(Saved data entries)
==============================
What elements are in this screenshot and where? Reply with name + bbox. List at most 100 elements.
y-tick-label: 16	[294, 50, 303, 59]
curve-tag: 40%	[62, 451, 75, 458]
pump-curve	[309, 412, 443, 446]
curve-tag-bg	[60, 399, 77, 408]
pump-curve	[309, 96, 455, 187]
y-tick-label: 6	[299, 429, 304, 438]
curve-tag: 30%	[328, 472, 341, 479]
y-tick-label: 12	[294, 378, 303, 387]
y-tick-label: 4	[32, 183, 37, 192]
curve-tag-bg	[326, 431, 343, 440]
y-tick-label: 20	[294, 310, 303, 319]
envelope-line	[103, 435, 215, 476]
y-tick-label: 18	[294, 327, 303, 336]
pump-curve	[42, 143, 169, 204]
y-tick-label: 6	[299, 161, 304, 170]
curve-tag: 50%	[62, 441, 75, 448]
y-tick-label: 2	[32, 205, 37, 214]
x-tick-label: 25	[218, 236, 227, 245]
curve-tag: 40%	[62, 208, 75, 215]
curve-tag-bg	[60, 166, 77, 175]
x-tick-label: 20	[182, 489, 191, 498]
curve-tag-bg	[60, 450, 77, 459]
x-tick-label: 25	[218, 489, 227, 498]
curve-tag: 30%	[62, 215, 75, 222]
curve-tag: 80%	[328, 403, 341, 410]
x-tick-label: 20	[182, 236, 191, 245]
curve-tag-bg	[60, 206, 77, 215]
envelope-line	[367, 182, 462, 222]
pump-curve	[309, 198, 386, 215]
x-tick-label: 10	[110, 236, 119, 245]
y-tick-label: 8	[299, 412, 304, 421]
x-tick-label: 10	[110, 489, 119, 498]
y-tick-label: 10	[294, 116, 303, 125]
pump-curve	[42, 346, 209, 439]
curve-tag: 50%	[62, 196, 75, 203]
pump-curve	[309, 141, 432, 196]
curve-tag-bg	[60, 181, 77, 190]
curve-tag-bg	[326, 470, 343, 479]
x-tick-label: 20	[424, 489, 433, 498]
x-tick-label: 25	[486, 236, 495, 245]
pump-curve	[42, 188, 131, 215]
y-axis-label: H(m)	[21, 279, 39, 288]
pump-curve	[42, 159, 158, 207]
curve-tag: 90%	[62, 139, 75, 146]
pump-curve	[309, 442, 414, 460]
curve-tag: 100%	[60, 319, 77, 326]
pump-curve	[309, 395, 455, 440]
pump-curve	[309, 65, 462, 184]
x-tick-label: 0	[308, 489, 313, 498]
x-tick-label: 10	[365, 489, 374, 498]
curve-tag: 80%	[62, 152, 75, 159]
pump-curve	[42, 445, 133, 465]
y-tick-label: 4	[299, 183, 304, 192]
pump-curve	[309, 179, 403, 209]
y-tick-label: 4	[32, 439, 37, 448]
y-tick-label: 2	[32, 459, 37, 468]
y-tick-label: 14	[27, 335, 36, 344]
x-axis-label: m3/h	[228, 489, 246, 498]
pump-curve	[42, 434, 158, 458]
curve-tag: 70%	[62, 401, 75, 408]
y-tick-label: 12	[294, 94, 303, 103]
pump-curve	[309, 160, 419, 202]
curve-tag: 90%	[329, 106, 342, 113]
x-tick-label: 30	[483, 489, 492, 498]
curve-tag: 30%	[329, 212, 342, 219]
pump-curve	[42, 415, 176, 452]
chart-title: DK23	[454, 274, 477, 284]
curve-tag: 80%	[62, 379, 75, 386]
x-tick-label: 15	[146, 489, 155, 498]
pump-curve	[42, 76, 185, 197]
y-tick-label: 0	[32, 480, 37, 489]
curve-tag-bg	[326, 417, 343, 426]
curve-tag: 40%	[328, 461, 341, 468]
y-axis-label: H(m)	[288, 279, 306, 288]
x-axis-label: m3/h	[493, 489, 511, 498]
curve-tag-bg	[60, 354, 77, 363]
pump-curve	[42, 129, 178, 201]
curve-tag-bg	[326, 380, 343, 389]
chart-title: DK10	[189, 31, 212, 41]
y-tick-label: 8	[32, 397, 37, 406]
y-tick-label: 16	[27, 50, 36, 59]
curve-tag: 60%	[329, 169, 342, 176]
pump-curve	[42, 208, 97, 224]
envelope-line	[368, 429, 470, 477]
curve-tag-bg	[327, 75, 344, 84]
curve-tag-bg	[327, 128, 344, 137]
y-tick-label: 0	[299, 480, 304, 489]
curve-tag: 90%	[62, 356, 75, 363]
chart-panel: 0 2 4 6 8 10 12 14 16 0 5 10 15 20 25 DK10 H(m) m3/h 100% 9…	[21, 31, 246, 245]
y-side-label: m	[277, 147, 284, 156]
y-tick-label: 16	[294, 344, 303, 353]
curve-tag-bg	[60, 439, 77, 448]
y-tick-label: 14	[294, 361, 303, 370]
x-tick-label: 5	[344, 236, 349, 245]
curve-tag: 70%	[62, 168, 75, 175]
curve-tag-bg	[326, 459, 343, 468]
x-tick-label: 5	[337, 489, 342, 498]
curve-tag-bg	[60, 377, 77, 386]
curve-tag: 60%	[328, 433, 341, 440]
==============================
**AIM:** Begin at the first line and stop after the line that has "412, 304, 421]". Rewrite these lines, swapping "pump-curve" for "head-curve" and leaving everything else as is.

**PROBLEM SOLUTION:**
What elements are in this screenshot and where? Reply with name + bbox. List at most 100 elements.
y-tick-label: 16	[294, 50, 303, 59]
curve-tag: 40%	[62, 451, 75, 458]
head-curve	[309, 412, 443, 446]
curve-tag-bg	[60, 399, 77, 408]
head-curve	[309, 96, 455, 187]
y-tick-label: 6	[299, 429, 304, 438]
curve-tag: 30%	[328, 472, 341, 479]
y-tick-label: 12	[294, 378, 303, 387]
y-tick-label: 4	[32, 183, 37, 192]
curve-tag-bg	[326, 431, 343, 440]
y-tick-label: 20	[294, 310, 303, 319]
envelope-line	[103, 435, 215, 476]
y-tick-label: 18	[294, 327, 303, 336]
head-curve	[42, 143, 169, 204]
y-tick-label: 6	[299, 161, 304, 170]
curve-tag: 50%	[62, 441, 75, 448]
y-tick-label: 2	[32, 205, 37, 214]
x-tick-label: 25	[218, 236, 227, 245]
curve-tag: 40%	[62, 208, 75, 215]
curve-tag-bg	[60, 166, 77, 175]
x-tick-label: 20	[182, 489, 191, 498]
curve-tag-bg	[60, 450, 77, 459]
x-tick-label: 25	[218, 489, 227, 498]
curve-tag: 30%	[62, 215, 75, 222]
curve-tag: 80%	[328, 403, 341, 410]
x-tick-label: 20	[182, 236, 191, 245]
curve-tag-bg	[60, 206, 77, 215]
envelope-line	[367, 182, 462, 222]
head-curve	[309, 198, 386, 215]
x-tick-label: 10	[110, 236, 119, 245]
y-tick-label: 8	[299, 412, 304, 421]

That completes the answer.